### Problem details:
Omitting all pictures, copy word for word the lines from the line containing "Parse this screenshot: output" through the final line of the entries.

>> start Excerpted records

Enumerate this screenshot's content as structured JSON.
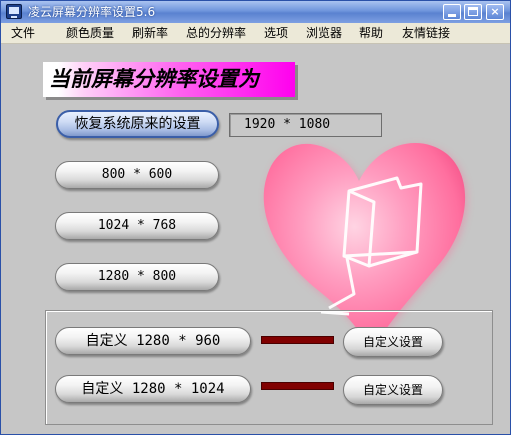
{
  "window": {
    "title": "凌云屏幕分辨率设置5.6",
    "controls": {
      "minimize": "minimize",
      "maximize": "maximize",
      "close": "×"
    }
  },
  "menu": [
    "文件",
    "颜色质量",
    "刷新率",
    "总的分辨率",
    "选项",
    "浏览器",
    "帮助",
    "友情链接"
  ],
  "main": {
    "heading": "当前屏幕分辨率设置为",
    "current_resolution": "1920 * 1080",
    "restore_button": "恢复系统原来的设置",
    "presets": [
      "800 * 600",
      "1024 * 768",
      "1280 * 800"
    ],
    "custom": [
      {
        "label": "自定义 1280 * 960",
        "settings_button": "自定义设置",
        "color": "#800000"
      },
      {
        "label": "自定义 1280 * 1024",
        "settings_button": "自定义设置",
        "color": "#800000"
      }
    ]
  },
  "colors": {
    "titlebar": "#6f95dc",
    "menubar": "#ece9d8",
    "client": "#c6c6c6",
    "heading_gradient_end": "#ff00ee",
    "heart": "#ff7fae",
    "custom_bar": "#800000"
  },
  "icons": {
    "app": "monitor-icon",
    "heart": "heart-folder-icon"
  }
}
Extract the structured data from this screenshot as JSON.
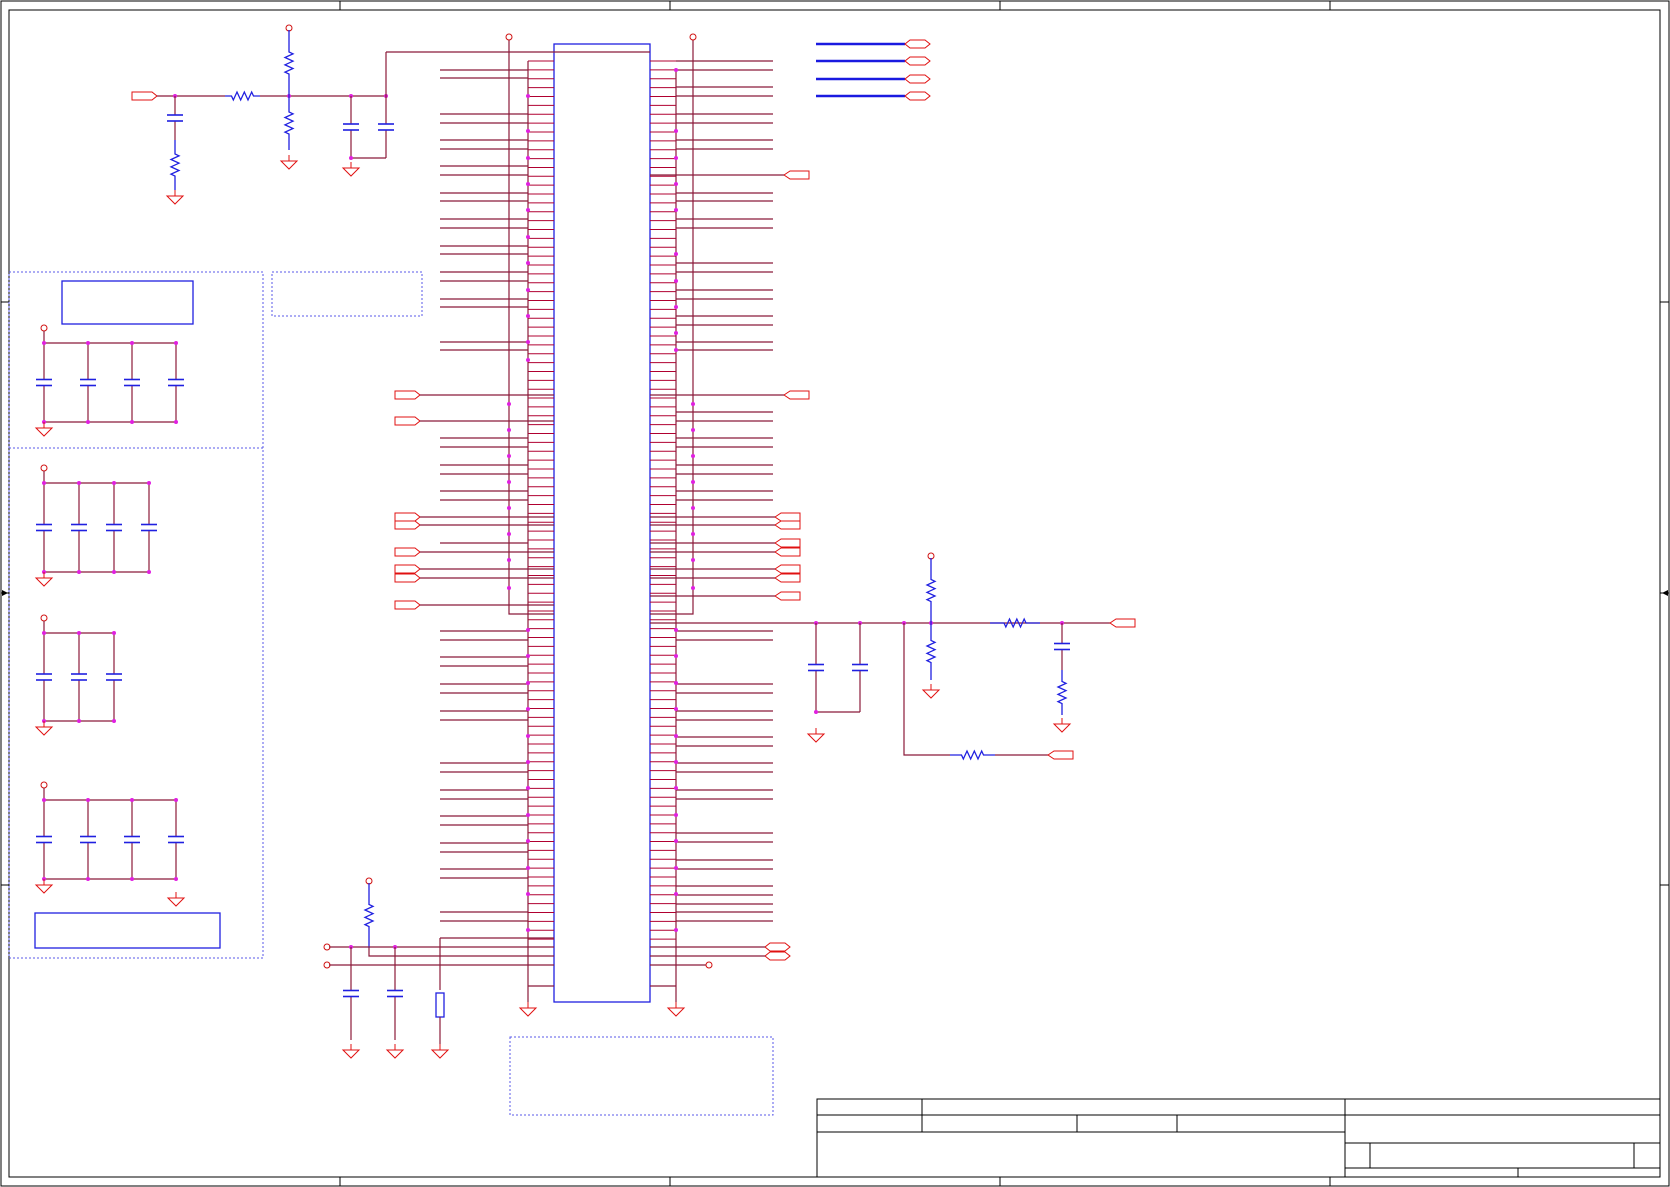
{
  "sheet": {
    "title": "",
    "colors": {
      "wire": "#8b1a3a",
      "component": "#2020e0",
      "ground": "#e01010",
      "junction": "#e020e0",
      "frame": "#000000",
      "annotation_box": "#5a5ae8"
    }
  },
  "symbols": {
    "resistor": "resistor-zigzag",
    "capacitor": "capacitor-plates",
    "ground": "ground-triangle",
    "power": "power-rail-circle",
    "port": "hierarchical-port-pentagon",
    "connector": "connector-rectangle"
  },
  "title_block": {
    "fields": []
  }
}
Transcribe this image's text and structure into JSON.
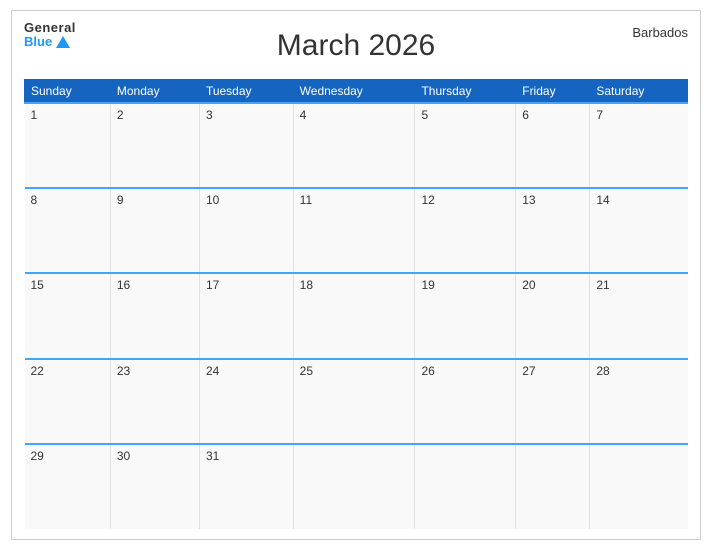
{
  "header": {
    "title": "March 2026",
    "country": "Barbados",
    "logo": {
      "general": "General",
      "blue": "Blue"
    }
  },
  "weekdays": [
    "Sunday",
    "Monday",
    "Tuesday",
    "Wednesday",
    "Thursday",
    "Friday",
    "Saturday"
  ],
  "weeks": [
    [
      1,
      2,
      3,
      4,
      5,
      6,
      7
    ],
    [
      8,
      9,
      10,
      11,
      12,
      13,
      14
    ],
    [
      15,
      16,
      17,
      18,
      19,
      20,
      21
    ],
    [
      22,
      23,
      24,
      25,
      26,
      27,
      28
    ],
    [
      29,
      30,
      31,
      null,
      null,
      null,
      null
    ]
  ]
}
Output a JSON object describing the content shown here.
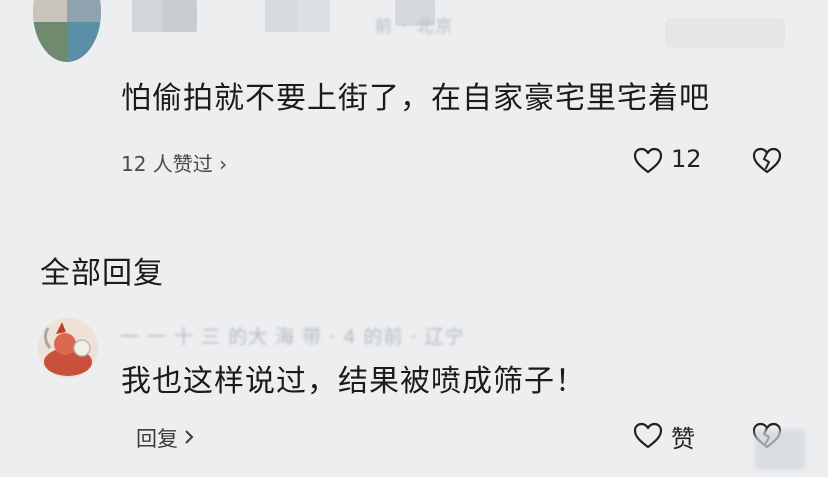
{
  "top_comment": {
    "meta_text": "前 · 北京",
    "text": "怕偷拍就不要上街了，在自家豪宅里宅着吧",
    "likes_link": "12 人赞过 ›",
    "like_count": "12",
    "icons": {
      "like": "heart-icon",
      "dislike": "broken-heart-icon"
    }
  },
  "replies_section": {
    "title": "全部回复"
  },
  "reply": {
    "meta_text": "一 一 十 三 的大 海 带 · 4 的前 · 辽宁",
    "text": "我也这样说过，结果被喷成筛子！",
    "reply_label": "回复",
    "like_label": "赞",
    "icons": {
      "reply_chevron": "chevron-right-icon",
      "like": "heart-icon",
      "dislike": "broken-heart-icon"
    }
  },
  "colors": {
    "background": "#eceef0",
    "text": "#1b1b1b",
    "secondary_text": "#4a4a4a"
  }
}
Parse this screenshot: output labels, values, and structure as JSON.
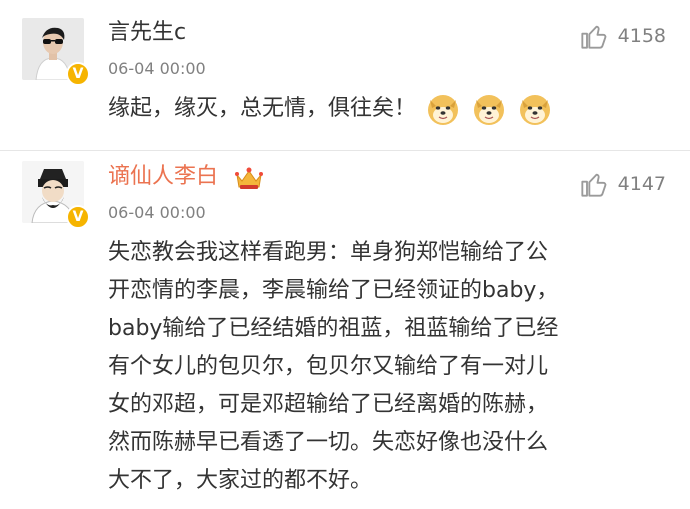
{
  "comments": [
    {
      "user": "言先生c",
      "time": "06-04 00:00",
      "likes": "4158",
      "text": "缘起，缘灭，总无情，俱往矣！",
      "emojis": [
        "doge-emoji",
        "doge-emoji",
        "doge-emoji"
      ]
    },
    {
      "user": "谪仙人李白",
      "time": "06-04 00:00",
      "likes": "4147",
      "lines": [
        "失恋教会我这样看跑男：单身狗郑恺输给了公",
        "开恋情的李晨，李晨输给了已经领证的baby，",
        "baby输给了已经结婚的祖蓝，祖蓝输给了已经",
        "有个女儿的包贝尔，包贝尔又输给了有一对儿",
        "女的邓超，可是邓超输给了已经离婚的陈赫，",
        "然而陈赫早已看透了一切。失恋好像也没什么",
        "大不了，大家过的都不好。"
      ]
    }
  ],
  "colors": {
    "name_highlight": "#eb7350",
    "verified": "#f6b400",
    "meta": "#808080"
  }
}
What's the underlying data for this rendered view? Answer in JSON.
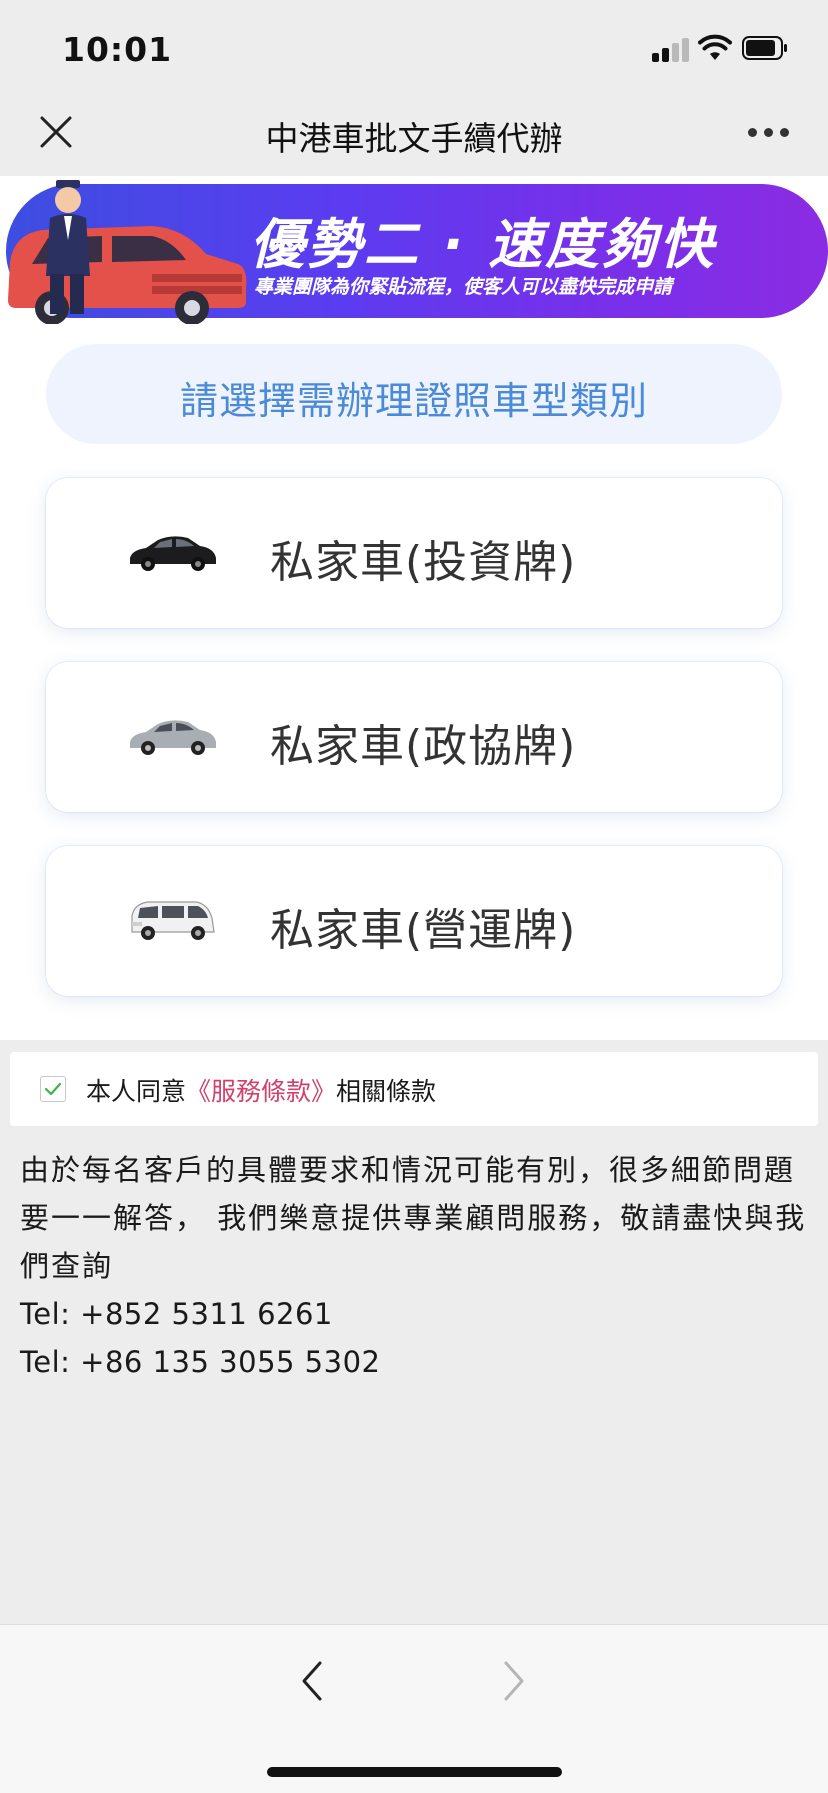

>> end Excerpted records

### Finished task:
Parse this screenshot: output labels, values, and structure as JSON.
{
  "comments": [
    {
      "user": "言先生c",
      "time": "06-04 00:00",
      "likes": "4158",
      "text": "缘起，缘灭，总无情，俱往矣！",
      "emojis": [
        "doge-emoji",
        "doge-emoji",
        "doge-emoji"
      ]
    },
    {
      "user": "谪仙人李白",
      "time": "06-04 00:00",
      "likes": "4147",
      "lines": [
        "失恋教会我这样看跑男：单身狗郑恺输给了公",
        "开恋情的李晨，李晨输给了已经领证的baby，",
        "baby输给了已经结婚的祖蓝，祖蓝输给了已经",
        "有个女儿的包贝尔，包贝尔又输给了有一对儿",
        "女的邓超，可是邓超输给了已经离婚的陈赫，",
        "然而陈赫早已看透了一切。失恋好像也没什么",
        "大不了，大家过的都不好。"
      ]
    }
  ],
  "colors": {
    "name_highlight": "#eb7350",
    "verified": "#f6b400",
    "meta": "#808080"
  }
}
What's the underlying data for this rendered view? Answer in JSON.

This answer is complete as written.